## Supplied data
##############################

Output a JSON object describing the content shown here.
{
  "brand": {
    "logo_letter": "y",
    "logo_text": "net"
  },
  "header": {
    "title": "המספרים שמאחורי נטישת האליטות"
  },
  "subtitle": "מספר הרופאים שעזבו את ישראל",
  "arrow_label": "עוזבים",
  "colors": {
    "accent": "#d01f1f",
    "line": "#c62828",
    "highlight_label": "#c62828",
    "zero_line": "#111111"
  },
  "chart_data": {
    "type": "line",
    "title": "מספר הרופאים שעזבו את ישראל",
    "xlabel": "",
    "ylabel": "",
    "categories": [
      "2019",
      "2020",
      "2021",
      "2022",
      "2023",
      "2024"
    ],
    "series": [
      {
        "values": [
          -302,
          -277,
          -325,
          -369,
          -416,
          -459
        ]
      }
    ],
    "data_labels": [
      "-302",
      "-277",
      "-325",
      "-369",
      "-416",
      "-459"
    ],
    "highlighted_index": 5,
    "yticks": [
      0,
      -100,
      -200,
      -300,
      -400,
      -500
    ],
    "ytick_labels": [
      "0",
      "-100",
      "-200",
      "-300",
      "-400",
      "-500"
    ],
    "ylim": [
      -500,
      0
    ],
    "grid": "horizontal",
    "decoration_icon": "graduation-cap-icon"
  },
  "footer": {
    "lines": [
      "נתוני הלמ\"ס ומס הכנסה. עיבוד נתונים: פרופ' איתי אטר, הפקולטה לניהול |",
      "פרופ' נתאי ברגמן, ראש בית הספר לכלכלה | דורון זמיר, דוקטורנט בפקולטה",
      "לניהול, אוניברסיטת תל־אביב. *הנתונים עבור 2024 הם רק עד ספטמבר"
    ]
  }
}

##############################

Recopy all the lines exactly as they appear.

## Result of the task
Output a JSON object describing the content shown here.
{
  "brand": {
    "logo_letter": "y",
    "logo_text": "net"
  },
  "header": {
    "title": "המספרים שמאחורי נטישת האליטות"
  },
  "subtitle": "מספר הרופאים שעזבו את ישראל",
  "arrow_label": "עוזבים",
  "colors": {
    "accent": "#d01f1f",
    "line": "#c62828",
    "highlight_label": "#c62828",
    "zero_line": "#111111"
  },
  "chart_data": {
    "type": "line",
    "title": "מספר הרופאים שעזבו את ישראל",
    "xlabel": "",
    "ylabel": "",
    "categories": [
      "2019",
      "2020",
      "2021",
      "2022",
      "2023",
      "2024"
    ],
    "series": [
      {
        "values": [
          -302,
          -277,
          -325,
          -369,
          -416,
          -459
        ]
      }
    ],
    "data_labels": [
      "-302",
      "-277",
      "-325",
      "-369",
      "-416",
      "-459"
    ],
    "highlighted_index": 5,
    "yticks": [
      0,
      -100,
      -200,
      -300,
      -400,
      -500
    ],
    "ytick_labels": [
      "0",
      "-100",
      "-200",
      "-300",
      "-400",
      "-500"
    ],
    "ylim": [
      -500,
      0
    ],
    "grid": "horizontal",
    "decoration_icon": "graduation-cap-icon"
  },
  "footer": {
    "lines": [
      "נתוני הלמ\"ס ומס הכנסה. עיבוד נתונים: פרופ' איתי אטר, הפקולטה לניהול |",
      "פרופ' נתאי ברגמן, ראש בית הספר לכלכלה | דורון זמיר, דוקטורנט בפקולטה",
      "לניהול, אוניברסיטת תל־אביב. *הנתונים עבור 2024 הם רק עד ספטמבר"
    ]
  }
}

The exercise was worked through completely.